> _Assignment_: Exact copies of all entries are needed. Pictures are to be left out.

> _Input records_:
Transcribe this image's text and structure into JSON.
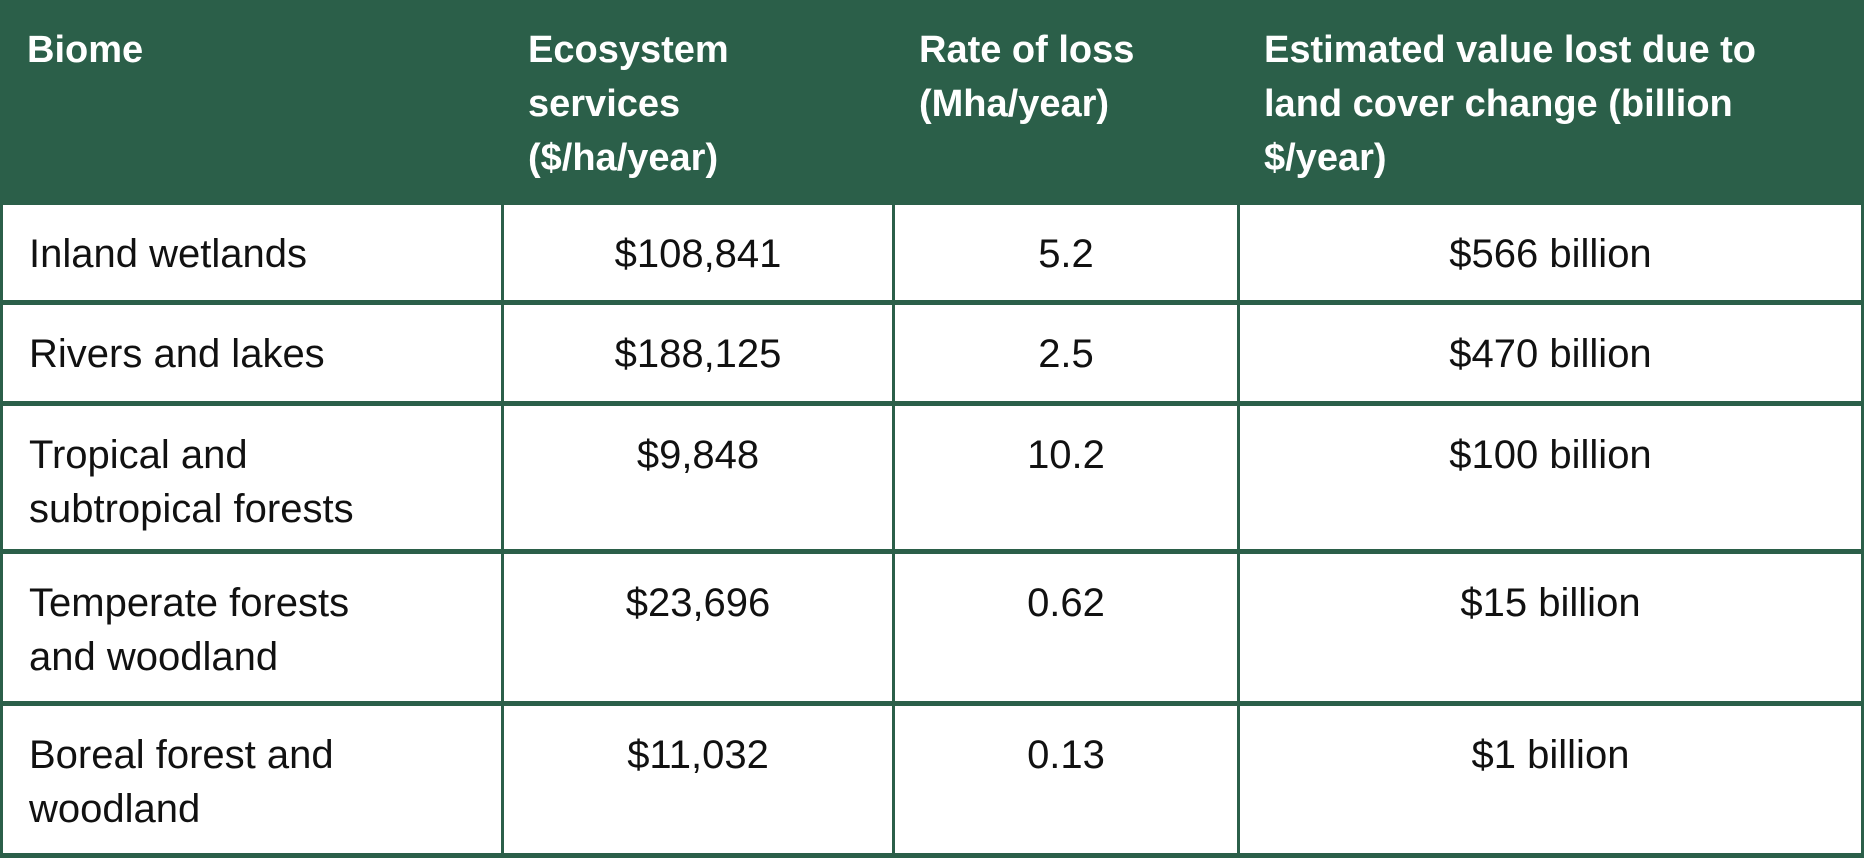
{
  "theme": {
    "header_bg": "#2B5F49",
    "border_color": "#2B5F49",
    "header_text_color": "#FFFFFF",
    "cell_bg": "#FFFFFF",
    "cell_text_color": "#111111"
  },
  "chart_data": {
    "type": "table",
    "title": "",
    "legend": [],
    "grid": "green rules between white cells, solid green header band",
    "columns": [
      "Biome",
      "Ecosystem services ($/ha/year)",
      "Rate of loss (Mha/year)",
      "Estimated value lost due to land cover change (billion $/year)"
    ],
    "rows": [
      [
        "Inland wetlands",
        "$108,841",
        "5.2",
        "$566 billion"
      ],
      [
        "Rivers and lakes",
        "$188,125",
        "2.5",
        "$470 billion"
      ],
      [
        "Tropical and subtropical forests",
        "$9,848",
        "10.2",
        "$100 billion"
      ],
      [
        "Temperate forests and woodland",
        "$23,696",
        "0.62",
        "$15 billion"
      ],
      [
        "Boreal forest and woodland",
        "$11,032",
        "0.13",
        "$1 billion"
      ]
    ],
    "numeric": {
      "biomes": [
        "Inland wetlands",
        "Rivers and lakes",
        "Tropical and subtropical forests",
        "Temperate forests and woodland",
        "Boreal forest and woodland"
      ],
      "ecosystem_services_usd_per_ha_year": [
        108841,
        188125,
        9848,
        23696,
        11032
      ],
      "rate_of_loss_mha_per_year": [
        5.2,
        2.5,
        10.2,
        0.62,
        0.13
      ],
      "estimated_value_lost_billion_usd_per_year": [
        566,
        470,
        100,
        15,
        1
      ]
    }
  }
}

> _Response to this exercise_:
Transcribe this image's text and structure into JSON.
{
  "theme": {
    "header_bg": "#2B5F49",
    "border_color": "#2B5F49",
    "header_text_color": "#FFFFFF",
    "cell_bg": "#FFFFFF",
    "cell_text_color": "#111111"
  },
  "chart_data": {
    "type": "table",
    "title": "",
    "legend": [],
    "grid": "green rules between white cells, solid green header band",
    "columns": [
      "Biome",
      "Ecosystem services ($/ha/year)",
      "Rate of loss (Mha/year)",
      "Estimated value lost due to land cover change (billion $/year)"
    ],
    "rows": [
      [
        "Inland wetlands",
        "$108,841",
        "5.2",
        "$566 billion"
      ],
      [
        "Rivers and lakes",
        "$188,125",
        "2.5",
        "$470 billion"
      ],
      [
        "Tropical and subtropical forests",
        "$9,848",
        "10.2",
        "$100 billion"
      ],
      [
        "Temperate forests and woodland",
        "$23,696",
        "0.62",
        "$15 billion"
      ],
      [
        "Boreal forest and woodland",
        "$11,032",
        "0.13",
        "$1 billion"
      ]
    ],
    "numeric": {
      "biomes": [
        "Inland wetlands",
        "Rivers and lakes",
        "Tropical and subtropical forests",
        "Temperate forests and woodland",
        "Boreal forest and woodland"
      ],
      "ecosystem_services_usd_per_ha_year": [
        108841,
        188125,
        9848,
        23696,
        11032
      ],
      "rate_of_loss_mha_per_year": [
        5.2,
        2.5,
        10.2,
        0.62,
        0.13
      ],
      "estimated_value_lost_billion_usd_per_year": [
        566,
        470,
        100,
        15,
        1
      ]
    }
  }
}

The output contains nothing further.